* _SHORT TASK_
From the line that includes "Output a JSON" to the last line of the records, inclusive, repeat each line exactly.

* _PROVIDED DATA_
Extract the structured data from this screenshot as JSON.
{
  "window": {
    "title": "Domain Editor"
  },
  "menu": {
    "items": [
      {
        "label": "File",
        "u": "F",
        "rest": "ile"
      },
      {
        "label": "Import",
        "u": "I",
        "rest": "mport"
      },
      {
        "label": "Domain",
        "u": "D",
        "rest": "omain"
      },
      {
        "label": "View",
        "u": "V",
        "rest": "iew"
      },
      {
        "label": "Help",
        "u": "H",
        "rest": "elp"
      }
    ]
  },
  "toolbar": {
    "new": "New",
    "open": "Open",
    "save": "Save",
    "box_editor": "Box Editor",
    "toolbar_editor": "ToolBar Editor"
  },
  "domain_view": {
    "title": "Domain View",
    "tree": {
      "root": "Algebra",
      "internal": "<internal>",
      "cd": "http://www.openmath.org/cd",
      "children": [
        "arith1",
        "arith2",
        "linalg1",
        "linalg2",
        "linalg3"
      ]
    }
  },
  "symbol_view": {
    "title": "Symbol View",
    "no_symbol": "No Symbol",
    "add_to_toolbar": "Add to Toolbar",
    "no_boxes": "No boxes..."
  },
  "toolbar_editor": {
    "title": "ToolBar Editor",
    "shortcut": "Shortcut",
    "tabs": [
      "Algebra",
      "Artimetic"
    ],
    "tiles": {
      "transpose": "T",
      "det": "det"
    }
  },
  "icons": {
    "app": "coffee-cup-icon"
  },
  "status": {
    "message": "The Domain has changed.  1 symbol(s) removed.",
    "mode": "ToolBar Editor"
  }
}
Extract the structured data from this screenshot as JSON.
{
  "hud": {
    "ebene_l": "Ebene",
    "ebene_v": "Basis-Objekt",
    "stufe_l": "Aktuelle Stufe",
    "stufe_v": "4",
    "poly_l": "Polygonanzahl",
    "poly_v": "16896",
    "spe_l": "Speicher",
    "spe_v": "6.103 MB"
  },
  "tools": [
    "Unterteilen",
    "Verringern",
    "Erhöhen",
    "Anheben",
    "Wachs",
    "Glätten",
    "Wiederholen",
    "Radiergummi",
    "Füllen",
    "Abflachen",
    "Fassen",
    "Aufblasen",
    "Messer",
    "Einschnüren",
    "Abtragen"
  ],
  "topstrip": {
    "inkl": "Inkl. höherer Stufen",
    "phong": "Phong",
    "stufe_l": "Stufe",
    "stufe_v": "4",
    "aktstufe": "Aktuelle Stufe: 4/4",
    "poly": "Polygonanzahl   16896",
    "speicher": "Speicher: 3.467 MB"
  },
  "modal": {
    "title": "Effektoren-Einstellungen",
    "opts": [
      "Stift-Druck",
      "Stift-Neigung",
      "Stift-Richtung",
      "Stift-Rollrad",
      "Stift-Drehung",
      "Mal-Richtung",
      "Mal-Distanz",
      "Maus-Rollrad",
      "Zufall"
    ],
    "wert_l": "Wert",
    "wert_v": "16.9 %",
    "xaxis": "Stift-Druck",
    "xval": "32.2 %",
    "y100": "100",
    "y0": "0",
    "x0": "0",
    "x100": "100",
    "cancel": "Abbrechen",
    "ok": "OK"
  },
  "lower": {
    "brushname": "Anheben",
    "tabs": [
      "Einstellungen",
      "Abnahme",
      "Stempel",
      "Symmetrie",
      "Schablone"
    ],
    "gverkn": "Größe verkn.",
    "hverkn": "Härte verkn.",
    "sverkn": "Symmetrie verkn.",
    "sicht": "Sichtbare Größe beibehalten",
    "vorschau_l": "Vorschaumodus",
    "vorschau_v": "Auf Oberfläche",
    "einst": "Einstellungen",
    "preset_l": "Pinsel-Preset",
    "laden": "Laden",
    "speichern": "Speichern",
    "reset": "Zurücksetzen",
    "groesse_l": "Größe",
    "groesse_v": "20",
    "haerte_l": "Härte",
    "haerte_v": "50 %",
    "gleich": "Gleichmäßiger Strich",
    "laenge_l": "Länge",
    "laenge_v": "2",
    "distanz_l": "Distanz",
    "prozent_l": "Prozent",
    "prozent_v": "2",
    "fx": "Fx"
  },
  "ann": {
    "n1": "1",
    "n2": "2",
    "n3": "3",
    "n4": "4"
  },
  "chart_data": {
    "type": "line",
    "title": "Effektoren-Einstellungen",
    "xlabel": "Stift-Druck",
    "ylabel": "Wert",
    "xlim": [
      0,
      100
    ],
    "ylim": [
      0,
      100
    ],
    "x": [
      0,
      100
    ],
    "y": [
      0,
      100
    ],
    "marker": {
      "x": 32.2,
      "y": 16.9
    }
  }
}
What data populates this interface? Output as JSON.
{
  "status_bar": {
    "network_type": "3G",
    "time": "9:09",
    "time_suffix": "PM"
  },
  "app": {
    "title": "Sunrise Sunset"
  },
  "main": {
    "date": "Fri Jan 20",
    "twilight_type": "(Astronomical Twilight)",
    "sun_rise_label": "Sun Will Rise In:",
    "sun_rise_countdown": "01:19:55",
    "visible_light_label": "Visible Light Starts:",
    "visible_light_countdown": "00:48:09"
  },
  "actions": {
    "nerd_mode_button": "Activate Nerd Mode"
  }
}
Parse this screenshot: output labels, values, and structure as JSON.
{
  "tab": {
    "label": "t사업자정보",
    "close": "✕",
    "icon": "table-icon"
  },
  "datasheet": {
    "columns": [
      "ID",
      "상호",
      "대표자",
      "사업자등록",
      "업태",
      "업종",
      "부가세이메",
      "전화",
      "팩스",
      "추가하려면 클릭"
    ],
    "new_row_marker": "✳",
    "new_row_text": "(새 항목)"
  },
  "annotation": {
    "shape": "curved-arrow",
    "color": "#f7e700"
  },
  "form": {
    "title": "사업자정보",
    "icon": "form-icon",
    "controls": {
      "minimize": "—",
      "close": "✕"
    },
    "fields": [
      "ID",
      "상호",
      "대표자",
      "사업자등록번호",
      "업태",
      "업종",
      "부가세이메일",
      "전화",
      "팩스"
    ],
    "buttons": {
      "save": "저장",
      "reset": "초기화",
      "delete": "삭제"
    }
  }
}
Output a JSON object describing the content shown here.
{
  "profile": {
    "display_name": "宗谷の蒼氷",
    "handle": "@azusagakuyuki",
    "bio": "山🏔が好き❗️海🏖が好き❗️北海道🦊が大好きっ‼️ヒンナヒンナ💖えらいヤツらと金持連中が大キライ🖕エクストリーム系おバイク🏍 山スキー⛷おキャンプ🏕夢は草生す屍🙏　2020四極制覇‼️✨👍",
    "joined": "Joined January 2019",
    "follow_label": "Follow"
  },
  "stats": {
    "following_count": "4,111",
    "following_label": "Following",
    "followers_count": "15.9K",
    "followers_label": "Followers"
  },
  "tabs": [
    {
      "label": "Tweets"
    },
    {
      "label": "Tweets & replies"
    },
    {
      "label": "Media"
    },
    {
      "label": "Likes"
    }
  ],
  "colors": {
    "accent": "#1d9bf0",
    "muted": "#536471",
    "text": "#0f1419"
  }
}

* _WRITTEN ANSWER_
Output a JSON object describing the content shown here.
{
  "profile": {
    "display_name": "宗谷の蒼氷",
    "handle": "@azusagakuyuki",
    "bio": "山🏔が好き❗️海🏖が好き❗️北海道🦊が大好きっ‼️ヒンナヒンナ💖えらいヤツらと金持連中が大キライ🖕エクストリーム系おバイク🏍 山スキー⛷おキャンプ🏕夢は草生す屍🙏　2020四極制覇‼️✨👍",
    "joined": "Joined January 2019",
    "follow_label": "Follow"
  },
  "stats": {
    "following_count": "4,111",
    "following_label": "Following",
    "followers_count": "15.9K",
    "followers_label": "Followers"
  },
  "tabs": [
    {
      "label": "Tweets"
    },
    {
      "label": "Tweets & replies"
    },
    {
      "label": "Media"
    },
    {
      "label": "Likes"
    }
  ],
  "colors": {
    "accent": "#1d9bf0",
    "muted": "#536471",
    "text": "#0f1419"
  }
}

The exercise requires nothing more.